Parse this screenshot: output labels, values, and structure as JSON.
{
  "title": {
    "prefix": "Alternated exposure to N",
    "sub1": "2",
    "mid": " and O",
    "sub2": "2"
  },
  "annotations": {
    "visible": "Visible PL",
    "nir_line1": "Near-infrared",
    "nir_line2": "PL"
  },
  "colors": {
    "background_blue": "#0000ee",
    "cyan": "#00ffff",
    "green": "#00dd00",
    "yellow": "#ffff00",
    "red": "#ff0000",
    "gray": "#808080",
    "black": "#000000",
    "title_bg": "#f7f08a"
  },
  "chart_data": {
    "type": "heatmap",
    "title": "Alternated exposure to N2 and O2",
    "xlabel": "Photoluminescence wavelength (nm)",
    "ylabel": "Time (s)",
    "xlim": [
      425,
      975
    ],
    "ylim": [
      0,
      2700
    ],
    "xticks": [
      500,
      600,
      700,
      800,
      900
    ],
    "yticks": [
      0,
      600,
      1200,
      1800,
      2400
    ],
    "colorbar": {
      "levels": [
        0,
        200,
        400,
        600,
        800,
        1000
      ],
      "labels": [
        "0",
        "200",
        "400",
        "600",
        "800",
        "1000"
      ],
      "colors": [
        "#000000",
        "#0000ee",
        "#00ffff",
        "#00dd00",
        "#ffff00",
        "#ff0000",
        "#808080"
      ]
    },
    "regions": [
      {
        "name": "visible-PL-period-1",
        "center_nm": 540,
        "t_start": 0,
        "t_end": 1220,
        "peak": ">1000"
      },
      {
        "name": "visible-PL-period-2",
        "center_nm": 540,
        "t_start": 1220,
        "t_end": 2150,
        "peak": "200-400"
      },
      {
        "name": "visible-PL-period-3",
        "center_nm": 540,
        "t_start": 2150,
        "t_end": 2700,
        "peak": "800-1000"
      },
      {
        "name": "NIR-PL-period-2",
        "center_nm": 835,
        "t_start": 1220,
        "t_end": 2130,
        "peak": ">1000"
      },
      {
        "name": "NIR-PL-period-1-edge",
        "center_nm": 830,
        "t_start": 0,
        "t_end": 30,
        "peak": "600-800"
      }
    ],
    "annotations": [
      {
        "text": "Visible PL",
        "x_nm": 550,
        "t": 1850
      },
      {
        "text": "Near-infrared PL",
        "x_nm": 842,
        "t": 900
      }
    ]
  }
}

- **Task to complete**: Tally every line of the listing that holds the string "Alternated", then give the number by itself.

- **Correct result**: 2